Dataset listings of figures
'''

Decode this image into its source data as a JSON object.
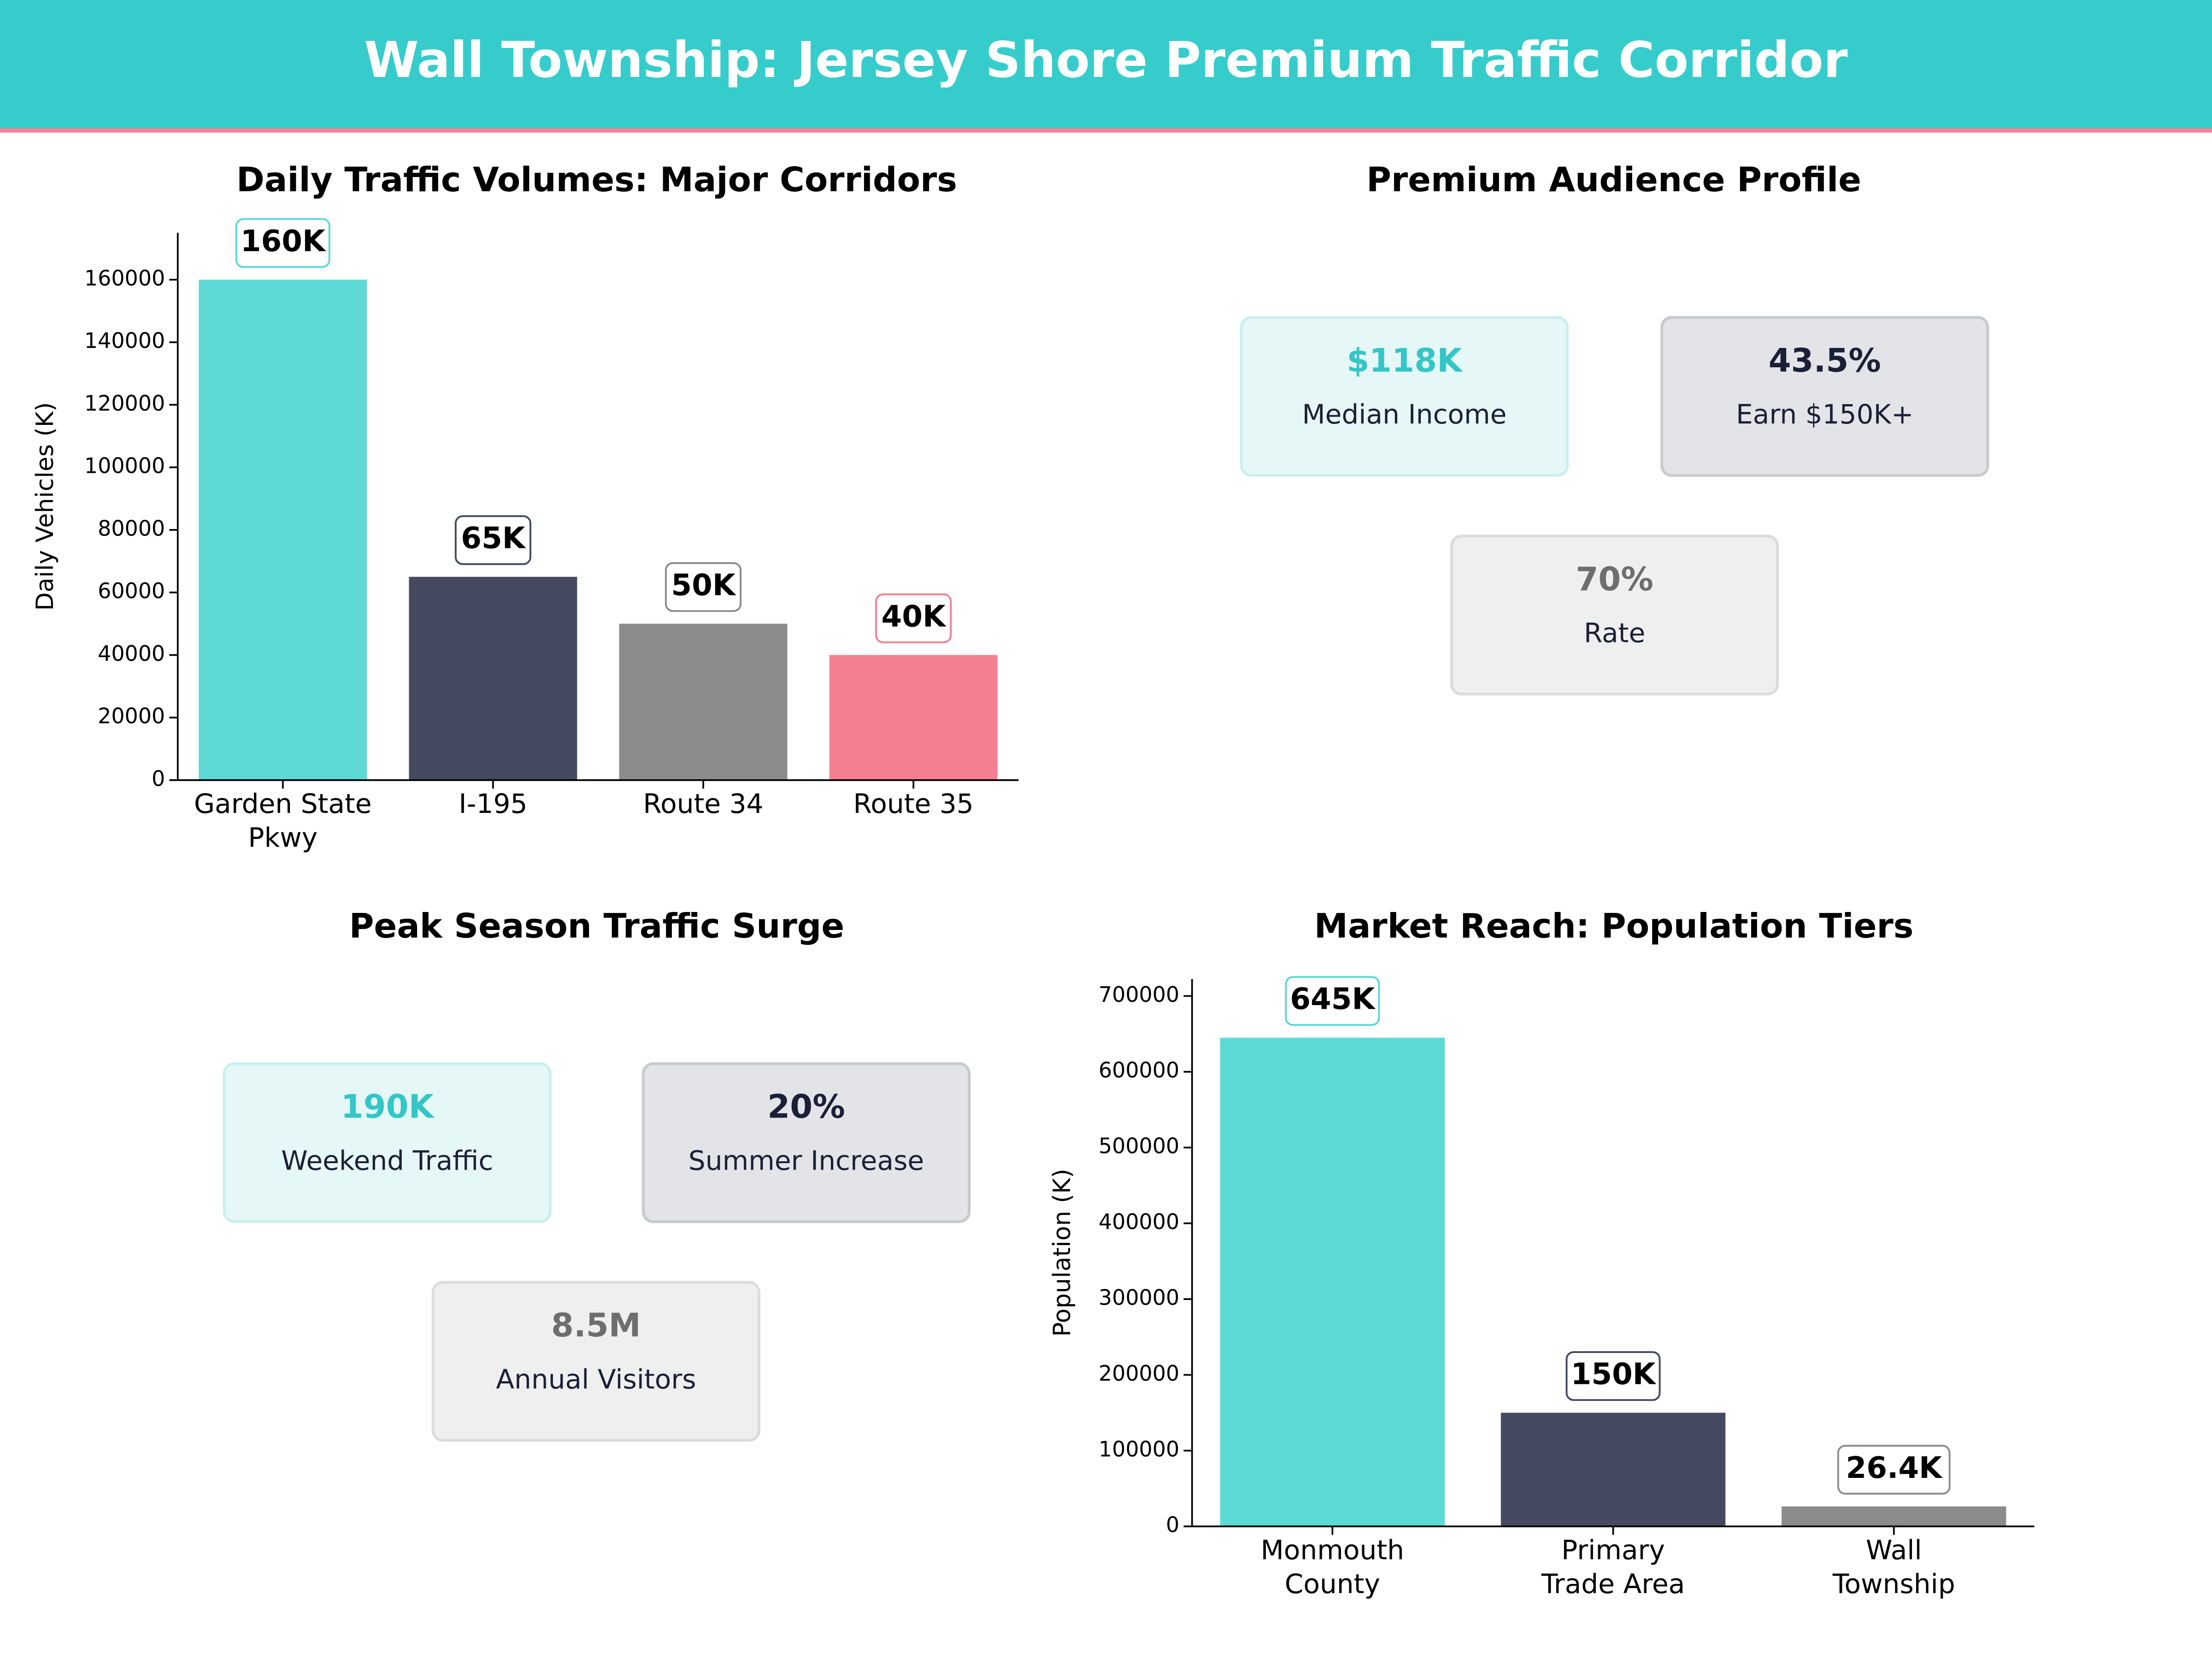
{
  "header": {
    "title": "Wall Township: Jersey Shore Premium Traffic Corridor"
  },
  "chart_data": [
    {
      "type": "bar",
      "title": "Daily Traffic Volumes: Major Corridors",
      "y_label": "Daily Vehicles (K)",
      "categories": [
        "Garden State\nPkwy",
        "I-195",
        "Route 34",
        "Route 35"
      ],
      "values": [
        160000,
        65000,
        50000,
        40000
      ],
      "value_labels": [
        "160K",
        "65K",
        "50K",
        "40K"
      ],
      "colors": [
        "#5dd8d5",
        "#464a60",
        "#8c8c8c",
        "#f57f92"
      ],
      "ylim": [
        0,
        175000
      ],
      "yticks": [
        0,
        20000,
        40000,
        60000,
        80000,
        100000,
        120000,
        140000,
        160000
      ]
    },
    {
      "type": "bar",
      "title": "Market Reach: Population Tiers",
      "y_label": "Population (K)",
      "categories": [
        "Monmouth\nCounty",
        "Primary\nTrade Area",
        "Wall\nTownship"
      ],
      "values": [
        645000,
        150000,
        26400
      ],
      "value_labels": [
        "645K",
        "150K",
        "26.4K"
      ],
      "colors": [
        "#5dd8d5",
        "#464a60",
        "#8c8c8c"
      ],
      "ylim": [
        0,
        722400
      ],
      "yticks": [
        0,
        100000,
        200000,
        300000,
        400000,
        500000,
        600000,
        700000
      ]
    }
  ],
  "stat_panels": [
    {
      "title": "Premium Audience Profile",
      "cards": [
        {
          "value": "$118K",
          "label": "Median Income"
        },
        {
          "value": "43.5%",
          "label": "Earn $150K+"
        },
        {
          "value": "70%",
          "label": "Rate"
        }
      ]
    },
    {
      "title": "Peak Season Traffic Surge",
      "cards": [
        {
          "value": "190K",
          "label": "Weekend Traffic"
        },
        {
          "value": "20%",
          "label": "Summer Increase"
        },
        {
          "value": "8.5M",
          "label": "Annual Visitors"
        }
      ]
    }
  ]
}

'''

■ **Task**
Omit the pictures, then output the rest of the listing exactly.

■ **Exercise result**
Decode this image into its source data as a JSON object.
{
  "header": {
    "title": "Wall Township: Jersey Shore Premium Traffic Corridor"
  },
  "chart_data": [
    {
      "type": "bar",
      "title": "Daily Traffic Volumes: Major Corridors",
      "y_label": "Daily Vehicles (K)",
      "categories": [
        "Garden State\nPkwy",
        "I-195",
        "Route 34",
        "Route 35"
      ],
      "values": [
        160000,
        65000,
        50000,
        40000
      ],
      "value_labels": [
        "160K",
        "65K",
        "50K",
        "40K"
      ],
      "colors": [
        "#5dd8d5",
        "#464a60",
        "#8c8c8c",
        "#f57f92"
      ],
      "ylim": [
        0,
        175000
      ],
      "yticks": [
        0,
        20000,
        40000,
        60000,
        80000,
        100000,
        120000,
        140000,
        160000
      ]
    },
    {
      "type": "bar",
      "title": "Market Reach: Population Tiers",
      "y_label": "Population (K)",
      "categories": [
        "Monmouth\nCounty",
        "Primary\nTrade Area",
        "Wall\nTownship"
      ],
      "values": [
        645000,
        150000,
        26400
      ],
      "value_labels": [
        "645K",
        "150K",
        "26.4K"
      ],
      "colors": [
        "#5dd8d5",
        "#464a60",
        "#8c8c8c"
      ],
      "ylim": [
        0,
        722400
      ],
      "yticks": [
        0,
        100000,
        200000,
        300000,
        400000,
        500000,
        600000,
        700000
      ]
    }
  ],
  "stat_panels": [
    {
      "title": "Premium Audience Profile",
      "cards": [
        {
          "value": "$118K",
          "label": "Median Income"
        },
        {
          "value": "43.5%",
          "label": "Earn $150K+"
        },
        {
          "value": "70%",
          "label": "Rate"
        }
      ]
    },
    {
      "title": "Peak Season Traffic Surge",
      "cards": [
        {
          "value": "190K",
          "label": "Weekend Traffic"
        },
        {
          "value": "20%",
          "label": "Summer Increase"
        },
        {
          "value": "8.5M",
          "label": "Annual Visitors"
        }
      ]
    }
  ]
}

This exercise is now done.